# Exercise details:
Find the string "title" in the data, then copy every line where it is found.

# Stored records:
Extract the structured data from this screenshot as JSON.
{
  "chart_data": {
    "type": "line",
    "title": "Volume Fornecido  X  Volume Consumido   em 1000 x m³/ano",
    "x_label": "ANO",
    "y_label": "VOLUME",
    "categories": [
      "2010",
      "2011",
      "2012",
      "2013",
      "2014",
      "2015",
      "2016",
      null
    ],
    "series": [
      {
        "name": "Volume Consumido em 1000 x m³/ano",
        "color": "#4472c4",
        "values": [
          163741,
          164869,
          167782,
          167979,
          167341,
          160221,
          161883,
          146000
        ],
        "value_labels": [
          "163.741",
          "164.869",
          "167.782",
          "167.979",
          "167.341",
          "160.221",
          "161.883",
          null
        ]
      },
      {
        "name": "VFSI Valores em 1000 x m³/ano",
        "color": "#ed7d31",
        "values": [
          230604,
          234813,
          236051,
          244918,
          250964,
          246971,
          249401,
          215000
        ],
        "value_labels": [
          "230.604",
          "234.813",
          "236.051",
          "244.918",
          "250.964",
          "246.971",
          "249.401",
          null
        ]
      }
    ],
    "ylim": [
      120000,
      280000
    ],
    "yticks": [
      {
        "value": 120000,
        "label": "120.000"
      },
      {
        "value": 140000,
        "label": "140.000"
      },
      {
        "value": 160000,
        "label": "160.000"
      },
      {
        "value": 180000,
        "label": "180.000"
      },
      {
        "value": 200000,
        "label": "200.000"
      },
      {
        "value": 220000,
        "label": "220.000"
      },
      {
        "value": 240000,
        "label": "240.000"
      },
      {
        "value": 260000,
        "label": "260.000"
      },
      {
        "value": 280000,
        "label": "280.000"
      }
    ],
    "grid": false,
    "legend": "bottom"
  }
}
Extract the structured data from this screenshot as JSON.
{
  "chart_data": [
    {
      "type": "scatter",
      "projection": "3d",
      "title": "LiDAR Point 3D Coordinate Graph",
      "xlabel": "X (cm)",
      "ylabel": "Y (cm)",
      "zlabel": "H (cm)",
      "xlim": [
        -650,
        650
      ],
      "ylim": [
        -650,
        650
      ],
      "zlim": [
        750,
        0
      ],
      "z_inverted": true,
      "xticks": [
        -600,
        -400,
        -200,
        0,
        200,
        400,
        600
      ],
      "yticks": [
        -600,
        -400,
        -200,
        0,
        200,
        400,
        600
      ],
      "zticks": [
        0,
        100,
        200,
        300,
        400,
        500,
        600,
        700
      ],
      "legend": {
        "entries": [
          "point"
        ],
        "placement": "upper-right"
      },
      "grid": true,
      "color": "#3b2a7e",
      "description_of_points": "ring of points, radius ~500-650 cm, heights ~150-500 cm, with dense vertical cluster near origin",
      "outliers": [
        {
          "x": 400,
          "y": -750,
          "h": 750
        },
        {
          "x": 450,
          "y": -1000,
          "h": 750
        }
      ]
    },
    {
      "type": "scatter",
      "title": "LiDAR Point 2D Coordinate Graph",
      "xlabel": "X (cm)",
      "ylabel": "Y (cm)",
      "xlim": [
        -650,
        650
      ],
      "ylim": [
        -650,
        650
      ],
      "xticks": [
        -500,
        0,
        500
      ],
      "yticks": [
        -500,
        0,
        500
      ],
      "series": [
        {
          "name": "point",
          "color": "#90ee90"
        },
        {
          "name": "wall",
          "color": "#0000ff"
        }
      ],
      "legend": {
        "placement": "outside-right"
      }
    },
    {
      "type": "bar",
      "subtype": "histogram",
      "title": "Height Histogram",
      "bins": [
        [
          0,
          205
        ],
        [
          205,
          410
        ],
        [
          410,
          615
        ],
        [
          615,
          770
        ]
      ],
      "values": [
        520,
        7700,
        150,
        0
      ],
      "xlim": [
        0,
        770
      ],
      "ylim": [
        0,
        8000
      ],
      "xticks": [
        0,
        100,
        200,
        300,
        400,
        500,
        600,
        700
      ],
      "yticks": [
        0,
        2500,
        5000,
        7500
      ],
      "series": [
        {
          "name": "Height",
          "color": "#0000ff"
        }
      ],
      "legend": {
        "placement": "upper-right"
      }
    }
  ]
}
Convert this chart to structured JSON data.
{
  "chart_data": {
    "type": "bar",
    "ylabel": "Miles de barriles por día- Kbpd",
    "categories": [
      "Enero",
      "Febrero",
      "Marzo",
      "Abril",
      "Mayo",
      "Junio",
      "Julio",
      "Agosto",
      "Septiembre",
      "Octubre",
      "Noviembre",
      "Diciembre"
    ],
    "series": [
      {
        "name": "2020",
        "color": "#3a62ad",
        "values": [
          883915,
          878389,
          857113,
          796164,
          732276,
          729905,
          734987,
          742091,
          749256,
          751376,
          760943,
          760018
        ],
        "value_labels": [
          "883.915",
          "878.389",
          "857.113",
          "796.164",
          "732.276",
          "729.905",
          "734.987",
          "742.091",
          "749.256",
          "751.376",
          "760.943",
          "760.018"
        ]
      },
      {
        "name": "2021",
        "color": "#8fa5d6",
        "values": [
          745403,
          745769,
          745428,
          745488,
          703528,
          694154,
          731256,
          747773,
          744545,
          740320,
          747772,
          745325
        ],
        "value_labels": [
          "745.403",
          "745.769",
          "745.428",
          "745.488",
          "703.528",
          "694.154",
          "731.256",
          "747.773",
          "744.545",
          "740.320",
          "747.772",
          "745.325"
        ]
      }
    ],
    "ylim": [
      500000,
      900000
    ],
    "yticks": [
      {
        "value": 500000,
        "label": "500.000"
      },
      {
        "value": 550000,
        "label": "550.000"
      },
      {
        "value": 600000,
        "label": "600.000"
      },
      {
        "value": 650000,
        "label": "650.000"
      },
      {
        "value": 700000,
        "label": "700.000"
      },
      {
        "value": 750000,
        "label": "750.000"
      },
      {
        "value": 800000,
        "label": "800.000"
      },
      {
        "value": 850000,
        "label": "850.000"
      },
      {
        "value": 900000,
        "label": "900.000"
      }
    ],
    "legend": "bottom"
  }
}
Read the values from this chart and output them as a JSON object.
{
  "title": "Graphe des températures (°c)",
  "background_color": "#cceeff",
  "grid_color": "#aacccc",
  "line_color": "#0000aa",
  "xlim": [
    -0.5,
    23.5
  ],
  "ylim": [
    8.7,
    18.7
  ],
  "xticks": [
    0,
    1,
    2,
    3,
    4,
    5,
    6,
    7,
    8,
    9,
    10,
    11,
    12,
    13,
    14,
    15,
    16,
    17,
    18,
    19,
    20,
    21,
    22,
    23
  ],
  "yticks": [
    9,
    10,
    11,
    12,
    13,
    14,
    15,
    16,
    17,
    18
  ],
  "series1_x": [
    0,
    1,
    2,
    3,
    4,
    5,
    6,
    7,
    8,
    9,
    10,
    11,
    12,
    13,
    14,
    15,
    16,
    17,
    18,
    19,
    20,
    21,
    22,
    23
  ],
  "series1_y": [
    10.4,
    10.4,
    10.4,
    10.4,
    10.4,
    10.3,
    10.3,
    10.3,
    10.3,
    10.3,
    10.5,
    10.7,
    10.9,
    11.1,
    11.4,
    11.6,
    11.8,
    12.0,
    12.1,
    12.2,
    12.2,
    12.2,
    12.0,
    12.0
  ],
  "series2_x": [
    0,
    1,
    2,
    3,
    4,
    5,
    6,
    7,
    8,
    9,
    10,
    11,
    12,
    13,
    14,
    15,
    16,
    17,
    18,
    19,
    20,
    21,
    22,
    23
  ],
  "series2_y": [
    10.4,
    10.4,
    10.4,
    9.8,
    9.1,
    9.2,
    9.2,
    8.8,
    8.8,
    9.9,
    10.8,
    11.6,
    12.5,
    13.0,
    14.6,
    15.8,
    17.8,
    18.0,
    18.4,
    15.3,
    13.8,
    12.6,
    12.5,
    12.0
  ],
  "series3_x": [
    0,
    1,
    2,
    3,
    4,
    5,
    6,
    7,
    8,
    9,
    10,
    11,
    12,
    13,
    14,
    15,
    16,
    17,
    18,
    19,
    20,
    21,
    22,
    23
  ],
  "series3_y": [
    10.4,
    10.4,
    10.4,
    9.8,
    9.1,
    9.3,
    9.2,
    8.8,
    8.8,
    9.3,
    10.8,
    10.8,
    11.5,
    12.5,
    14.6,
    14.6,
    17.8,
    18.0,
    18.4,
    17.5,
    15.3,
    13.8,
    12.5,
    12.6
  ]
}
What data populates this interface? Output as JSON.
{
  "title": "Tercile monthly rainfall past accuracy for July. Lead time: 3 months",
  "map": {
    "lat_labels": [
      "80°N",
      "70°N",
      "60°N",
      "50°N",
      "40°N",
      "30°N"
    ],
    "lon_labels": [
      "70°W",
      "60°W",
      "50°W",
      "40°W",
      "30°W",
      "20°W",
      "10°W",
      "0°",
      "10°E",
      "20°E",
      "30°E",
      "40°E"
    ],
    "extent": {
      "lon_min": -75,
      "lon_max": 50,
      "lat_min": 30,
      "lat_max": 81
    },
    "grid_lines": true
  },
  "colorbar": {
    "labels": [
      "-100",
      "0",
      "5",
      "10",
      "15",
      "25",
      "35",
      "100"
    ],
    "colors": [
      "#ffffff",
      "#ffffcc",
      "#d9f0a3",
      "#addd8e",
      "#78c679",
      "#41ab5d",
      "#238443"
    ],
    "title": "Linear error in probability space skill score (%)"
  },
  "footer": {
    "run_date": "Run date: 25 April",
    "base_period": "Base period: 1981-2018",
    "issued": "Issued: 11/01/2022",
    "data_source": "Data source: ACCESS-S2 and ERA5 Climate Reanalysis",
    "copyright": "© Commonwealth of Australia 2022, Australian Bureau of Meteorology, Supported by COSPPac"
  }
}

# Finished task:
    "title": "Volume Fornecido  X  Volume Consumido   em 1000 x m³/ano",
      "title": "LiDAR Point 3D Coordinate Graph",
      "title": "LiDAR Point 2D Coordinate Graph",
      "title": "Height Histogram",
  "title": "Graphe des températures (°c)",
  "title": "Tercile monthly rainfall past accuracy for July. Lead time: 3 months",
    "title": "Linear error in probability space skill score (%)"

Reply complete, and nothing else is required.